- **STATED EXERCISE**:
From the listing below, copy every line with the word "mean".

[Start DATA SHOWN]

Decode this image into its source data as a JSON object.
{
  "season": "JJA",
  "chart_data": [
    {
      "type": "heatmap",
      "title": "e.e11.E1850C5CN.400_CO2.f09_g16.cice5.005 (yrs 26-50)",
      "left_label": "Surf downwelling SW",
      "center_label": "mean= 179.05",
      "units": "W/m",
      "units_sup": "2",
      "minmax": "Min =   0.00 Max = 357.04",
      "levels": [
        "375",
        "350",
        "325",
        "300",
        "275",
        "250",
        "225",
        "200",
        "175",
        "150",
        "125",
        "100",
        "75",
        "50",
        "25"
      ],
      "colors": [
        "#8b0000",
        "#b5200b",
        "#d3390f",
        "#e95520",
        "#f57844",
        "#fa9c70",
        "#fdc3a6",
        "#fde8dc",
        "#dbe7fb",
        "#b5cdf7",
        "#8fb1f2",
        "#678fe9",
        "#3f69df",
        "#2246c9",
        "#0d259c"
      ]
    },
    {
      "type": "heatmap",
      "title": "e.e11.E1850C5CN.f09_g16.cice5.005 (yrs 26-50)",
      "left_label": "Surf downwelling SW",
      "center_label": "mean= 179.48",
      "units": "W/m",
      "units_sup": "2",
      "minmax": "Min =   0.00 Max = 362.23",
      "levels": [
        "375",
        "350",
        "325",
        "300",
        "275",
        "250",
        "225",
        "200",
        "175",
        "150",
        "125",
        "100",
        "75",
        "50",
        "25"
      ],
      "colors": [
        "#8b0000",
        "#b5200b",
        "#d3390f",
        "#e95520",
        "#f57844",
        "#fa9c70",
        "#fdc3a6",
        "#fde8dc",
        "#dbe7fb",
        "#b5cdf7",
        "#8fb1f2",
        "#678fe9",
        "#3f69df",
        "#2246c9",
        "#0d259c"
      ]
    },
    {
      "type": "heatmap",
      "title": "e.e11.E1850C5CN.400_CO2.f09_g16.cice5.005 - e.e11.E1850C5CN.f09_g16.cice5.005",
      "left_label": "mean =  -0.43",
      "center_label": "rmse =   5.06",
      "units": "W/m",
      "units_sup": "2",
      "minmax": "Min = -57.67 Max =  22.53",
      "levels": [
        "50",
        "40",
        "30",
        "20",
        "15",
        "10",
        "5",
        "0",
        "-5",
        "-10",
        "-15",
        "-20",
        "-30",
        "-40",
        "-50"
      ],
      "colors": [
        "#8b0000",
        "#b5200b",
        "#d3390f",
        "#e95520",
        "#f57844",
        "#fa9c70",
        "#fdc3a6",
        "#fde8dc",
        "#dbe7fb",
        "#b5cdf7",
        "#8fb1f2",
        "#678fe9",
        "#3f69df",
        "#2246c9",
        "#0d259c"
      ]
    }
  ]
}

[End DATA SHOWN]

- **REPLY TO THE EXERCISE**:
      "center_label": "mean= 179.05",
      "center_label": "mean= 179.48",
      "left_label": "mean =  -0.43",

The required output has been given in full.